WRITTEN TASK - Copy out the whole listing exactly as written, leaving the pictures behind.

++++ INPUT ROWS

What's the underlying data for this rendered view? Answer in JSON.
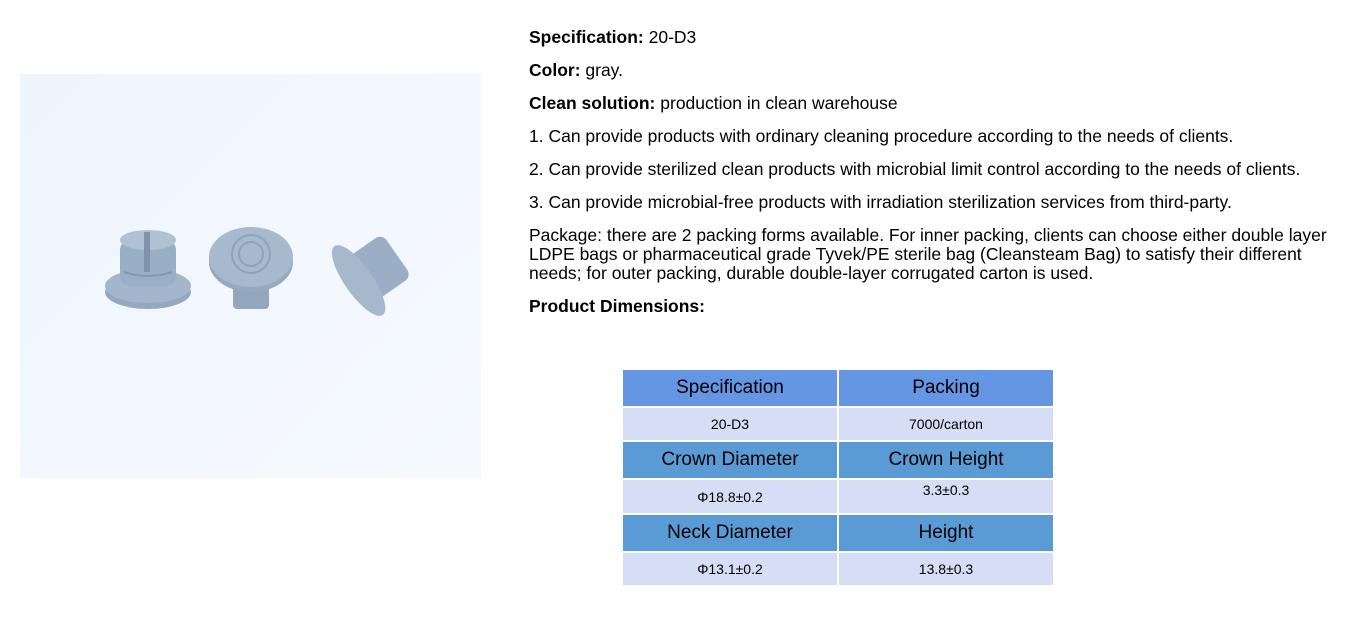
{
  "product_image": {
    "alt_subject": "gray rubber stoppers",
    "colors": {
      "background": "#f2f7fd",
      "stopper": "#9eb2c8"
    }
  },
  "details": {
    "spec_label": "Specification:",
    "spec_value": " 20-D3",
    "color_label": "Color:",
    "color_value": " gray.",
    "clean_label": "Clean solution:",
    "clean_value": " production in clean warehouse",
    "items": [
      "1. Can provide products with ordinary cleaning procedure according to the needs of clients.",
      "2. Can provide sterilized clean products with microbial limit control according to the needs of clients.",
      "3. Can provide microbial-free products with irradiation sterilization services from third-party."
    ],
    "package": "Package: there are 2 packing forms available. For inner packing, clients can choose either double layer LDPE bags or  pharmaceutical grade Tyvek/PE sterile bag (Cleansteam Bag) to satisfy their different needs; for outer packing, durable double-layer corrugated carton is used.",
    "dimensions_label": "Product Dimensions:"
  },
  "table": {
    "colors": {
      "header1": "#6496e4",
      "header": "#5b9bd5",
      "row": "#d5def5"
    },
    "rows": [
      [
        "Specification",
        "Packing"
      ],
      [
        "20-D3",
        "7000/carton"
      ],
      [
        "Crown Diameter",
        "Crown Height"
      ],
      [
        "Φ18.8±0.2",
        "3.3±0.3"
      ],
      [
        "Neck Diameter",
        "Height"
      ],
      [
        "Φ13.1±0.2",
        "13.8±0.3"
      ]
    ]
  }
}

++++++++

ANSWER IN FULL -
What's the underlying data for this rendered view? Answer in JSON.
{
  "product_image": {
    "alt_subject": "gray rubber stoppers",
    "colors": {
      "background": "#f2f7fd",
      "stopper": "#9eb2c8"
    }
  },
  "details": {
    "spec_label": "Specification:",
    "spec_value": " 20-D3",
    "color_label": "Color:",
    "color_value": " gray.",
    "clean_label": "Clean solution:",
    "clean_value": " production in clean warehouse",
    "items": [
      "1. Can provide products with ordinary cleaning procedure according to the needs of clients.",
      "2. Can provide sterilized clean products with microbial limit control according to the needs of clients.",
      "3. Can provide microbial-free products with irradiation sterilization services from third-party."
    ],
    "package": "Package: there are 2 packing forms available. For inner packing, clients can choose either double layer LDPE bags or  pharmaceutical grade Tyvek/PE sterile bag (Cleansteam Bag) to satisfy their different needs; for outer packing, durable double-layer corrugated carton is used.",
    "dimensions_label": "Product Dimensions:"
  },
  "table": {
    "colors": {
      "header1": "#6496e4",
      "header": "#5b9bd5",
      "row": "#d5def5"
    },
    "rows": [
      [
        "Specification",
        "Packing"
      ],
      [
        "20-D3",
        "7000/carton"
      ],
      [
        "Crown Diameter",
        "Crown Height"
      ],
      [
        "Φ18.8±0.2",
        "3.3±0.3"
      ],
      [
        "Neck Diameter",
        "Height"
      ],
      [
        "Φ13.1±0.2",
        "13.8±0.3"
      ]
    ]
  }
}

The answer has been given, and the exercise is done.